Request a
Please extract the lab handout below word for word, in full.
----- Reading text
CEG 360/560 – EE 451/651 Lab 4
Dr. Doom
Lab 4: A Simple Computer Architecture
CEG 360/560 - EE 451/651
PURPOSE
The purpose of this lab is to design and build - using B2-Logic - a circuit that simulates a simple microprocessor and memory system. Fundamentally, a microprocessor has two major components: a data unit and a control unit. In this lab, we will build (bottom-up) a simple multiple-cycle microprocessor with a micro-programmed control using implicit sequencing. This is a three-week final project.
OVERVIEW
The microprocessor has the inputs and outputs shown above and described below:
CLOCK: The external clock signal for the synchronous system.
RESET: A 1-bit value that resets the computer to its idle/ready state when asserted.
READY: A 1-bit output that is asserted high only when the microprocessor is in the idle state and awaiting a new instruction.
START: A 1-bit value that must be asserted for one clock tick to instruct the computer to execute a new INSTRUCTION.
----------
----- Data provided
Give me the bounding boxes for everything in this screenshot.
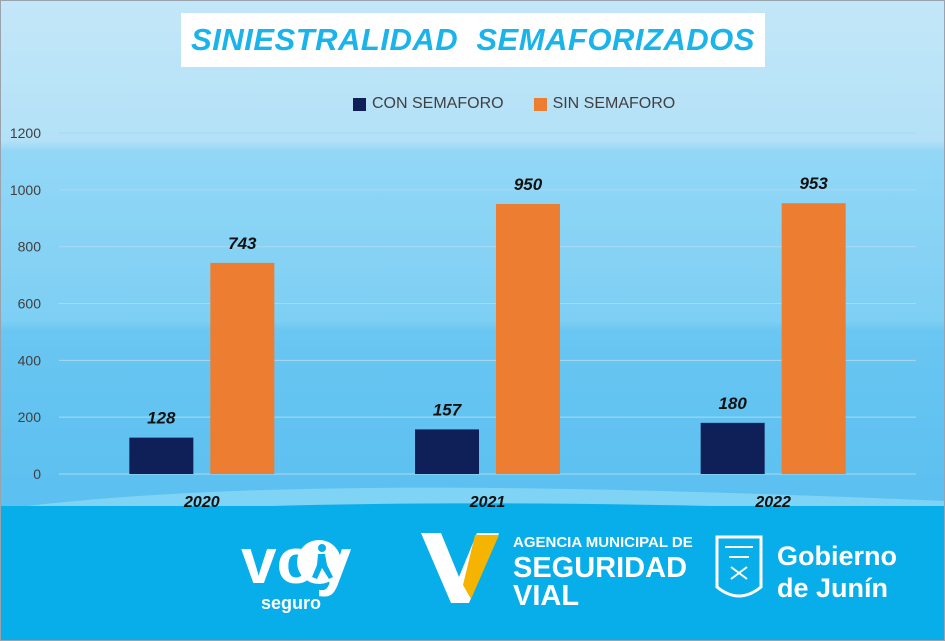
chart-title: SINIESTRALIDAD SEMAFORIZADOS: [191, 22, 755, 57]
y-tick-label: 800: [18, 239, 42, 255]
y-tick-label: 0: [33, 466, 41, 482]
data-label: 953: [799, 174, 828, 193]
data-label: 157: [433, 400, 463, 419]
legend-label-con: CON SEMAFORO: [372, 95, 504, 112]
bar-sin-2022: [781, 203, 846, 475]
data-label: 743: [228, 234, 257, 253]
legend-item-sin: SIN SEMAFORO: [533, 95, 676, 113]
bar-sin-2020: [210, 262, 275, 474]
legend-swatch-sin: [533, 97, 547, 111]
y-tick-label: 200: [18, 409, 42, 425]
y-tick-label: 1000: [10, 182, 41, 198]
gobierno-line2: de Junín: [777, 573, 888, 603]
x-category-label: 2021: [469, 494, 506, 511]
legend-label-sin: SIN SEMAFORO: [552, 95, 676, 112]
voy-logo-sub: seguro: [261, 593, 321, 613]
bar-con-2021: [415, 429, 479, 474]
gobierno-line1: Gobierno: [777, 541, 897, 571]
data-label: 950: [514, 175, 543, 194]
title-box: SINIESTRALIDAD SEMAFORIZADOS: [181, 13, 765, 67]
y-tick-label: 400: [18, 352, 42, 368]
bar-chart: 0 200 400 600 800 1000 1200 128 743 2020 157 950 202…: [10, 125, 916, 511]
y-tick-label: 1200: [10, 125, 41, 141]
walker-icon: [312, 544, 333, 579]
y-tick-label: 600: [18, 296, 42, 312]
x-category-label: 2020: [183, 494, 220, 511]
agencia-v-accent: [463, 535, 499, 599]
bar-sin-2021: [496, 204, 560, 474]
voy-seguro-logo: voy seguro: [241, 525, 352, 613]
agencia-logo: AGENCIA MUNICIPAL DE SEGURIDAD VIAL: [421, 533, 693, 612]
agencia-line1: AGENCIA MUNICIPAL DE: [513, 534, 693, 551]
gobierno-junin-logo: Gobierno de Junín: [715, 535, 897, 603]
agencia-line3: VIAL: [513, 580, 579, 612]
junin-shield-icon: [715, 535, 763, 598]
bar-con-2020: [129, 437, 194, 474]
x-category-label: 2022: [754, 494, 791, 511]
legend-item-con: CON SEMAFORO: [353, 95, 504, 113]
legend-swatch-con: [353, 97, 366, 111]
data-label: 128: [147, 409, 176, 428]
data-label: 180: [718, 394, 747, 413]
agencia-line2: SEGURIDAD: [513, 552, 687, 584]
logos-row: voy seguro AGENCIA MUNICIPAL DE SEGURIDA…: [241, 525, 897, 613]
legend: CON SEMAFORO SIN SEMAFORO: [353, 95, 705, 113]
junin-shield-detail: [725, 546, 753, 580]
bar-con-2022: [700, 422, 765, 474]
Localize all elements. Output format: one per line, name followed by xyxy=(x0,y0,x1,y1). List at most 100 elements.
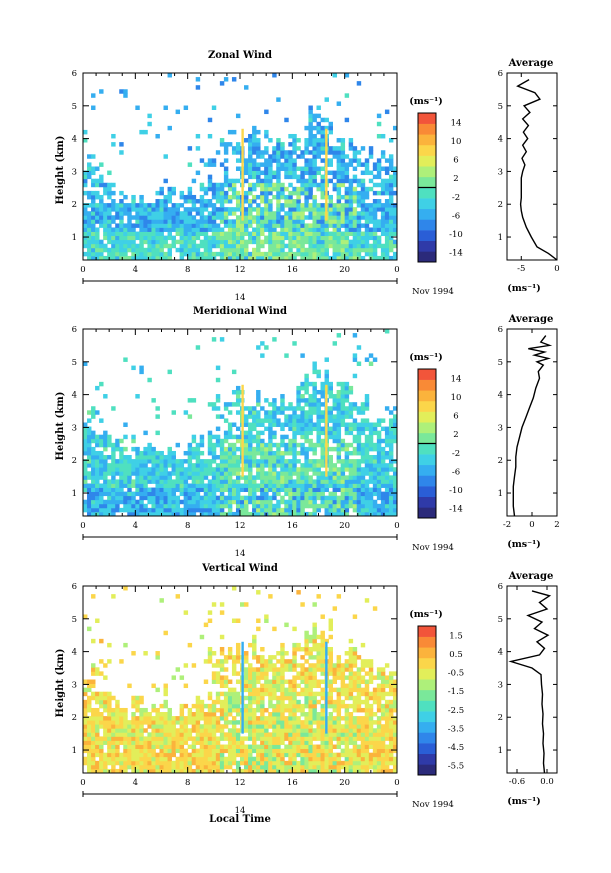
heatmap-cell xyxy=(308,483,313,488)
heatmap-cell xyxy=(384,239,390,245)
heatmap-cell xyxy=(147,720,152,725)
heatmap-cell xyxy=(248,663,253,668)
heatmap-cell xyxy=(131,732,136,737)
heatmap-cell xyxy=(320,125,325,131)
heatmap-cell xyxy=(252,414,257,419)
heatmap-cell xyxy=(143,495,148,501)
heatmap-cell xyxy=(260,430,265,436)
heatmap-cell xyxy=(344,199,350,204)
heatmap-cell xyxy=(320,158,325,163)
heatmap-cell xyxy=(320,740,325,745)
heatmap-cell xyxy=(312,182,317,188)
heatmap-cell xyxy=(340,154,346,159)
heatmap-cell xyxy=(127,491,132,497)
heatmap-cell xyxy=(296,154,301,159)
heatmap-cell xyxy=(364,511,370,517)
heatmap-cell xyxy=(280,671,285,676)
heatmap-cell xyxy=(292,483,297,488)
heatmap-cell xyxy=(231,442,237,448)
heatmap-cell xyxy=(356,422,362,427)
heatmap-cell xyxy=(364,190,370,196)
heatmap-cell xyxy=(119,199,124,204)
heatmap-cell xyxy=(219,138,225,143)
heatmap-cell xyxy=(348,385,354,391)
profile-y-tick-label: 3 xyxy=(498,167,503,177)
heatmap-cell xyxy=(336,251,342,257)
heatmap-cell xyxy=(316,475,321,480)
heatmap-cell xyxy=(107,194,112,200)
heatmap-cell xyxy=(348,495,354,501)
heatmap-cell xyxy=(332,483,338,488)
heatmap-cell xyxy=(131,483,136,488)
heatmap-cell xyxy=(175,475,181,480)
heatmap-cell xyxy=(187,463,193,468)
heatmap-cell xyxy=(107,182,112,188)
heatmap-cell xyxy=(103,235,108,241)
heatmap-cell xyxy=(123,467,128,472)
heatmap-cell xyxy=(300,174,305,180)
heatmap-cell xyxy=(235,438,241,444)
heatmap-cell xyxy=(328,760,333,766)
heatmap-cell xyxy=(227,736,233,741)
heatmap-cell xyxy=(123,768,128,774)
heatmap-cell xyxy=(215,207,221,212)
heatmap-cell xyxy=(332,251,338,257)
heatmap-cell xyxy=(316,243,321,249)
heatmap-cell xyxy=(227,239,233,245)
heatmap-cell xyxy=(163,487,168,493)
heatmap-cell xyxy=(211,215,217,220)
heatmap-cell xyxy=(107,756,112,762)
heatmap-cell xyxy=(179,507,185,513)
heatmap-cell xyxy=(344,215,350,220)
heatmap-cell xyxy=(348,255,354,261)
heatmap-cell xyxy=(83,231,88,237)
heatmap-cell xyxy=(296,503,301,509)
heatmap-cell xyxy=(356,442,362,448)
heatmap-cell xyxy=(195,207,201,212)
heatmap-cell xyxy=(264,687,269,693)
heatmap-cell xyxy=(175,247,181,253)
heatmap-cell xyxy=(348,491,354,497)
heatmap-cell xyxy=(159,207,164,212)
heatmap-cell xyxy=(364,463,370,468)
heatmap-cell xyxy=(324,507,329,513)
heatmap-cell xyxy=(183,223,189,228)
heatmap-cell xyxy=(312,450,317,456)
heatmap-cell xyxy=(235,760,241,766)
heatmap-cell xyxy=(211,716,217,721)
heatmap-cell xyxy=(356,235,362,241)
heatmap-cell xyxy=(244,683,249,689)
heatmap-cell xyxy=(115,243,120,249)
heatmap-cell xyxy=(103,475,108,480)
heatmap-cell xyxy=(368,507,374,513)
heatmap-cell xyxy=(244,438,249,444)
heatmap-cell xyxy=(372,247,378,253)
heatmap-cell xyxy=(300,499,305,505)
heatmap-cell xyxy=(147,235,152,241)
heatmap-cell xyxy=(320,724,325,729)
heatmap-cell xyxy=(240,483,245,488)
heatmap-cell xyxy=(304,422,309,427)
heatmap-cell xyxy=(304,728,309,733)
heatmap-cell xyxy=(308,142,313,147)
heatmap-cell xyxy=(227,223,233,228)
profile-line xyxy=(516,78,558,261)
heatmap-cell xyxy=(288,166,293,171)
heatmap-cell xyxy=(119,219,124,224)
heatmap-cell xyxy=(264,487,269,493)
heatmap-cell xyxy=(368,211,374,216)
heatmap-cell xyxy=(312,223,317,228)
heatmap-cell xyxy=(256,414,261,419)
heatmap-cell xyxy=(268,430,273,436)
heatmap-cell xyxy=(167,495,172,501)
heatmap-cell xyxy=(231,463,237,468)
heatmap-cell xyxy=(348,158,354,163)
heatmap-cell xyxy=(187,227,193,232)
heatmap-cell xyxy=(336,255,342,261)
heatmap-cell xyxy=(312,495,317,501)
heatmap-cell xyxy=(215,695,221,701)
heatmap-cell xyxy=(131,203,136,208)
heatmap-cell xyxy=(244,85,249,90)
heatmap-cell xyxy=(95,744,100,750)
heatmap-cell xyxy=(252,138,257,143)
----------
----- Data provided
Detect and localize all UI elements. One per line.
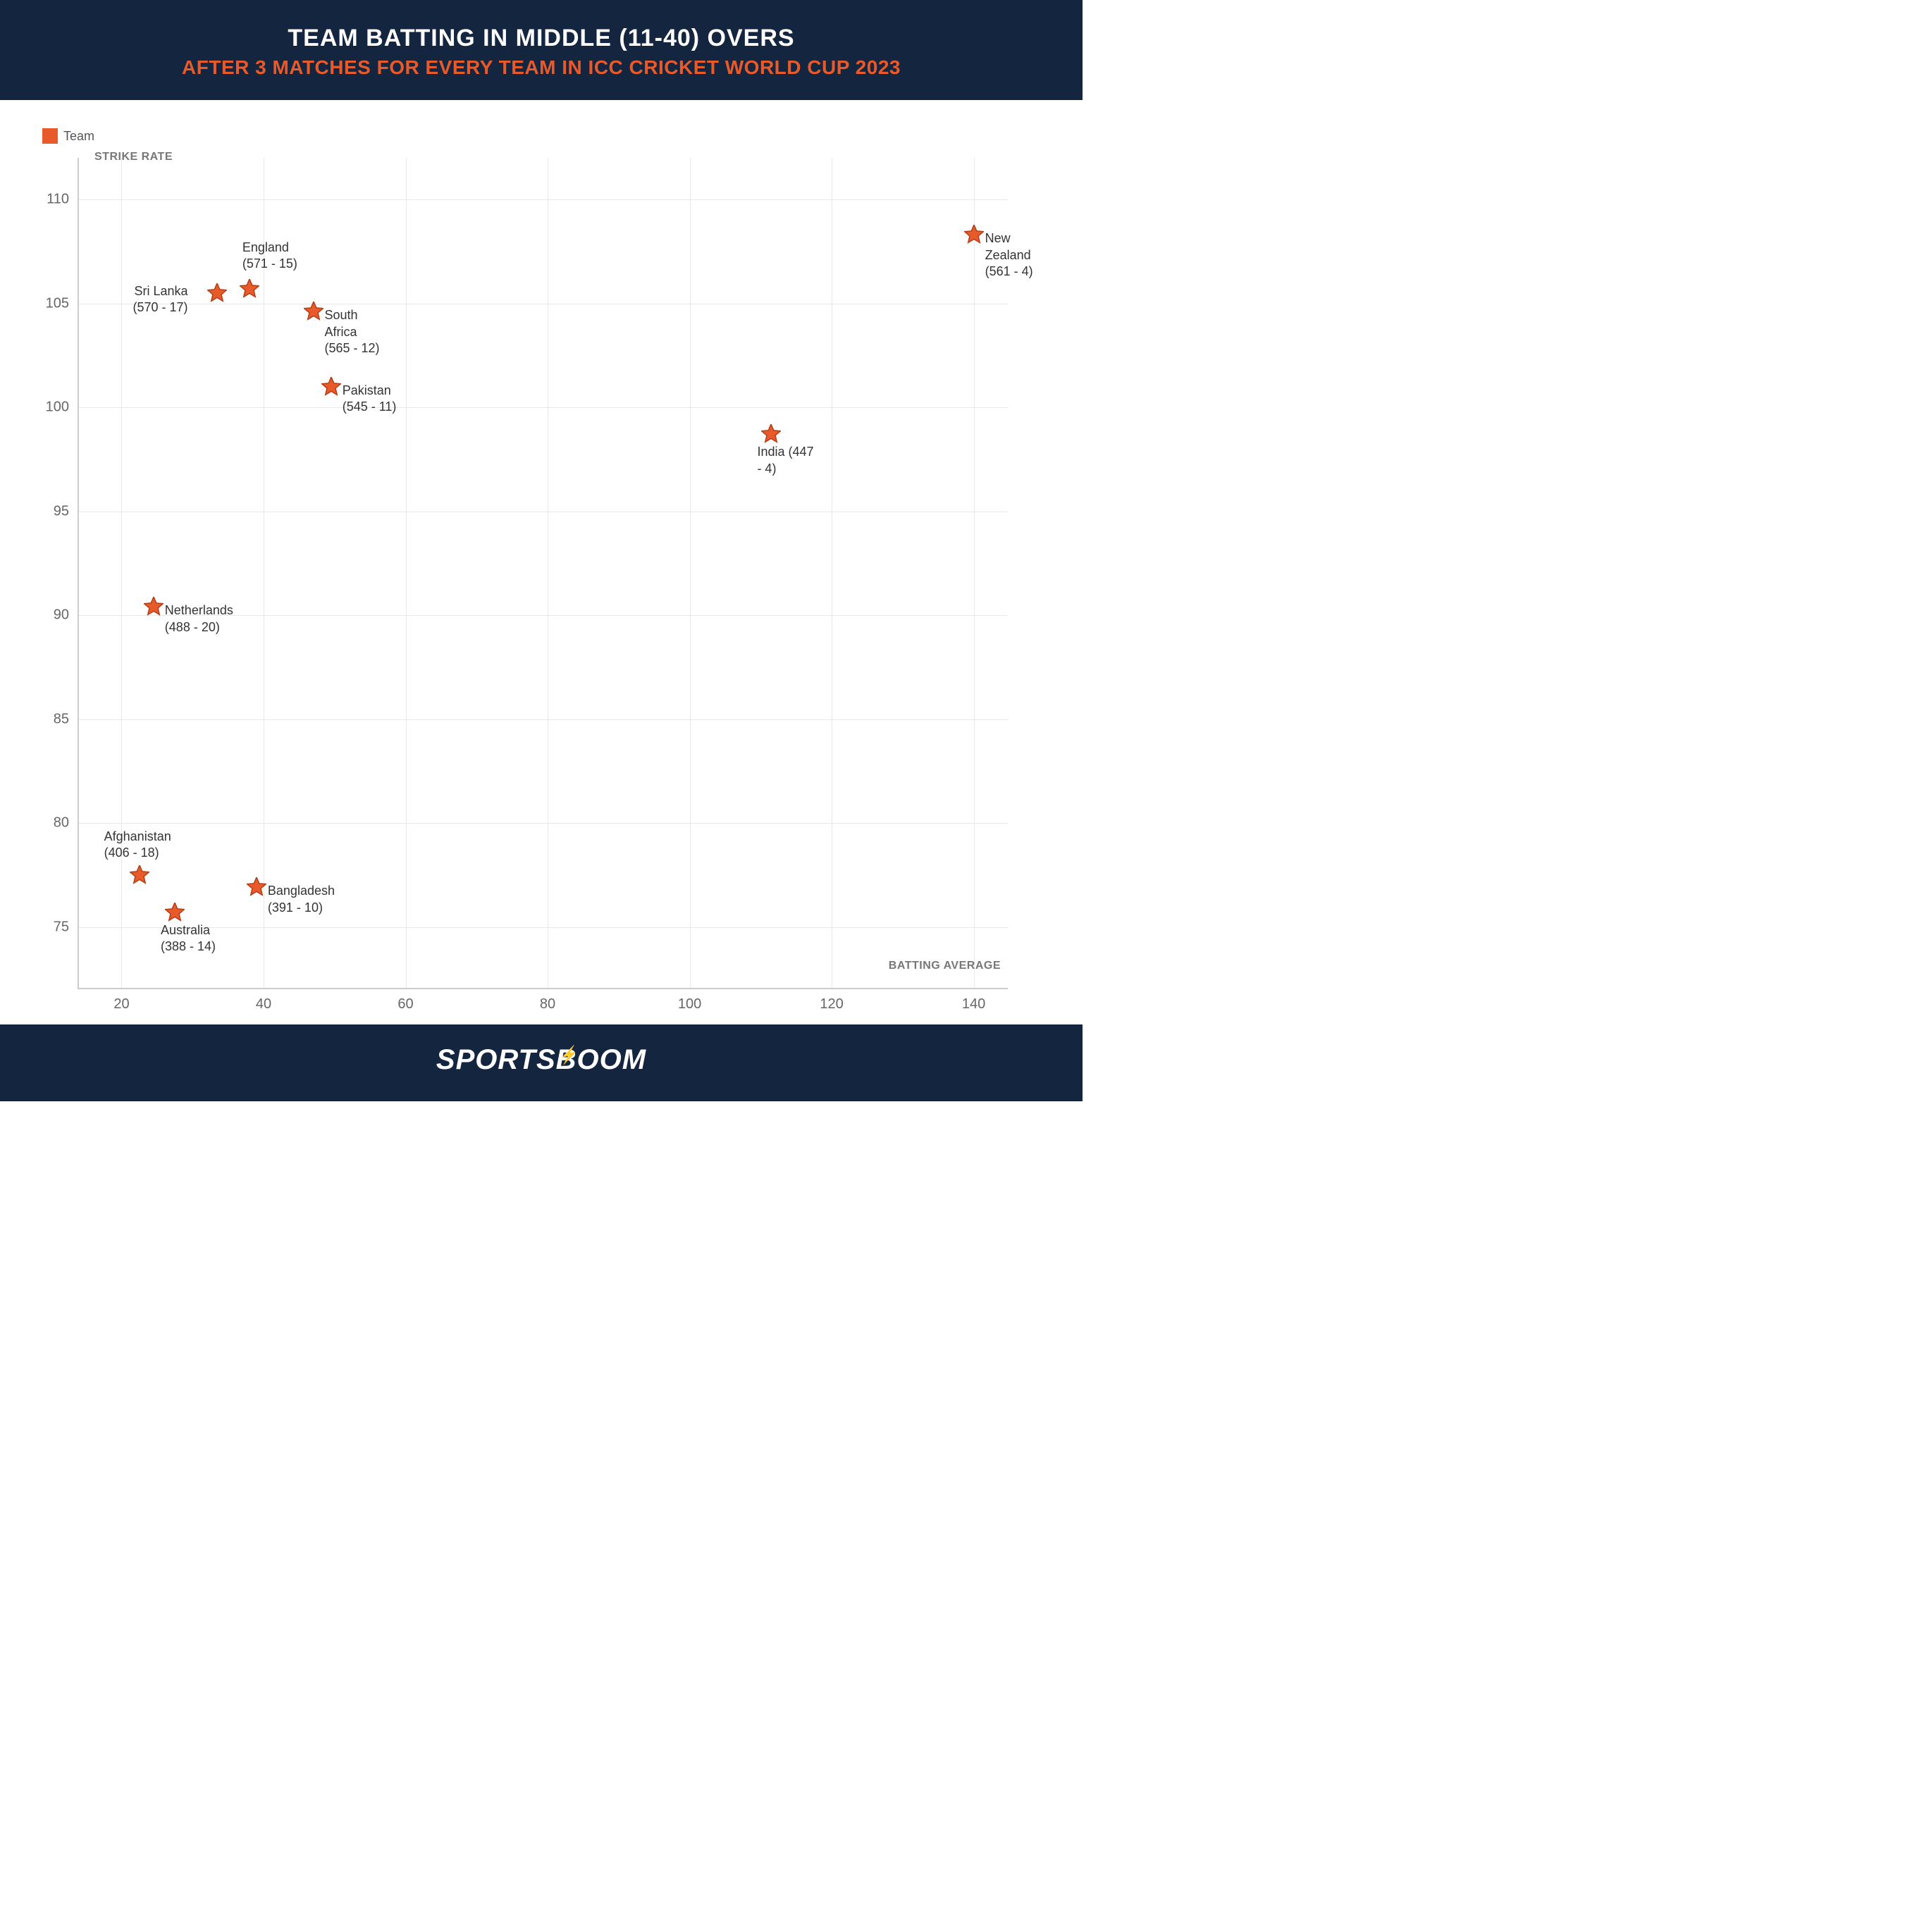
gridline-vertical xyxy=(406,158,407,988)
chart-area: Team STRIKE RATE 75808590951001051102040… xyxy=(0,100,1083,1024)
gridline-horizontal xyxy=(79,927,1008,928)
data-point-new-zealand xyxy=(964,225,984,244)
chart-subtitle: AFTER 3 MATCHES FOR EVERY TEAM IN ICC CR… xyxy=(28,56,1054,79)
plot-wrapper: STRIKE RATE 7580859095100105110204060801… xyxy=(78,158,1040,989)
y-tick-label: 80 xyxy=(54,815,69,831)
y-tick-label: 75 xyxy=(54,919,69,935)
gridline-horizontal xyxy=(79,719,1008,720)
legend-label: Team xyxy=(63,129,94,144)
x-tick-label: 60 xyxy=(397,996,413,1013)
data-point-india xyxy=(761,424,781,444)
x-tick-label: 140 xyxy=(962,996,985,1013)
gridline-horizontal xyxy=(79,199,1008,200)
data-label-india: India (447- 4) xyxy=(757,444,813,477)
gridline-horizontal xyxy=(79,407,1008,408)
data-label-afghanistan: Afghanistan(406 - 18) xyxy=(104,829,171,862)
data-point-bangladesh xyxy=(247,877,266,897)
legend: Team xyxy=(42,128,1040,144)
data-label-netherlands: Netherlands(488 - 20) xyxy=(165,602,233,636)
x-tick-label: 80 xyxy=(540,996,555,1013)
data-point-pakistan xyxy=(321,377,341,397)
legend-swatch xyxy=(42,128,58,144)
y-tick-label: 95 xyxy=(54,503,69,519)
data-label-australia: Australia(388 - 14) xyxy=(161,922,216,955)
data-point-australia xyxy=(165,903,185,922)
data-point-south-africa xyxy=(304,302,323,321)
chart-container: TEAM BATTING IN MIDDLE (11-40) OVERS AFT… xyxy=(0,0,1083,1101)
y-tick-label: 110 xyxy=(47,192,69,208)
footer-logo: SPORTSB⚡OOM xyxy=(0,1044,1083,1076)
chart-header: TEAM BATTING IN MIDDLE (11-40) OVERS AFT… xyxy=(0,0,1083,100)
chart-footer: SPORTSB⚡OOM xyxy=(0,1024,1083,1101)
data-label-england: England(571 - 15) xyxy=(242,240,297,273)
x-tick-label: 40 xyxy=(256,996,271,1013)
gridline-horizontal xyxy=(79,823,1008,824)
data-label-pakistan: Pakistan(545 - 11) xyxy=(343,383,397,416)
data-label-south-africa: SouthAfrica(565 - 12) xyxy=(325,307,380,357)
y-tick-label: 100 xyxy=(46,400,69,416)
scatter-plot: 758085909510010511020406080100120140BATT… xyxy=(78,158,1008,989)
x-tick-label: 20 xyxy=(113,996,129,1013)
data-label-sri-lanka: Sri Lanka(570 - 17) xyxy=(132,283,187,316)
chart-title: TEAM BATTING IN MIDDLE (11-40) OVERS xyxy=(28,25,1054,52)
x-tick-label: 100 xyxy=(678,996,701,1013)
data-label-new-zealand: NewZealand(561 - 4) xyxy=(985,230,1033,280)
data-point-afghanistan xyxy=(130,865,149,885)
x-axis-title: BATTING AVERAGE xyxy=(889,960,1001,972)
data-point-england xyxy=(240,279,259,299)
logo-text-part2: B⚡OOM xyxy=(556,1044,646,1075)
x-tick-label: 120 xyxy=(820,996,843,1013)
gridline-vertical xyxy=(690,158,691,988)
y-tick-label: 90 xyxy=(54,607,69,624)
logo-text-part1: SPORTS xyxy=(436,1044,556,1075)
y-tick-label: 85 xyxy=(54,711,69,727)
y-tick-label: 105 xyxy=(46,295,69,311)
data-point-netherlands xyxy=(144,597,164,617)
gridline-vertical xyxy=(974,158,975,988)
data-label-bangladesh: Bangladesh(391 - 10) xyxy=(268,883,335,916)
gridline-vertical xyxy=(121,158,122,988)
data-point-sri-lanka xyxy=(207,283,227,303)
----------
Request b
Put the part of the listing that opens with the line containing "gridline-vertical xyxy=(406,158,407,988)" and closes with the line containing "data-label-netherlands: Netherlands(488 - 20)" into a Markdown table with the columns Row and Line, one row per line and blank lines left out.

Right answer a
CEG 360/560 – EE 451/651 Lab 4
Dr. Doom
Lab 4: A Simple Computer Architecture
CEG 360/560 - EE 451/651
PURPOSE
The purpose of this lab is to design and build - using B2-Logic - a circuit that simulates a simple microprocessor and memory system. Fundamentally, a microprocessor has two major components: a data unit and a control unit. In this lab, we will build (bottom-up) a simple multiple-cycle microprocessor with a micro-programmed control using implicit sequencing. This is a three-week final project.
OVERVIEW
The microprocessor has the inputs and outputs shown above and described below:
CLOCK: The external clock signal for the synchronous system.
RESET: A 1-bit value that resets the computer to its idle/ready state when asserted.
READY: A 1-bit output that is asserted high only when the microprocessor is in the idle state and awaiting a new instruction.
START: A 1-bit value that must be asserted for one clock tick to instruct the computer to execute a new INSTRUCTION.

Right answer b
| Row | Line |
|---|---|
| 1 | gridline-vertical xyxy=(406,158,407,988) |
| 2 | chart-area: Team STRIKE RATE 75808590951001051102040… xyxy=(0,100,1083,1024) |
| 3 | gridline-horizontal xyxy=(79,927,1008,928) |
| 4 | data-point-new-zealand xyxy=(964,225,984,244) |
| 5 | chart-subtitle: AFTER 3 MATCHES FOR EVERY TEAM IN ICC CR… xyxy=(28,56,1054,79) |
| 6 | plot-wrapper: STRIKE RATE 7580859095100105110204060801… xyxy=(78,158,1040,989) |
| 7 | y-tick-label: 80 xyxy=(54,815,69,831) |
| 8 | y-tick-label: 75 xyxy=(54,919,69,935) |
| 9 | gridline-horizontal xyxy=(79,719,1008,720) |
| 10 | legend-label: Team xyxy=(63,129,94,144) |
| 11 | x-tick-label: 60 xyxy=(397,996,413,1013) |
| 12 | data-point-india xyxy=(761,424,781,444) |
| 13 | x-tick-label: 140 xyxy=(962,996,985,1013) |
| 14 | gridline-horizontal xyxy=(79,199,1008,200) |
| 15 | data-label-india: India (447- 4) xyxy=(757,444,813,477) |
| 16 | gridline-horizontal xyxy=(79,407,1008,408) |
| 17 | data-label-afghanistan: Afghanistan(406 - 18) xyxy=(104,829,171,862) |
| 18 | data-point-bangladesh xyxy=(247,877,266,897) |
| 19 | legend: Team xyxy=(42,128,1040,144) |
| 20 | data-label-netherlands: Netherlands(488 - 20) xyxy=(165,602,233,636) |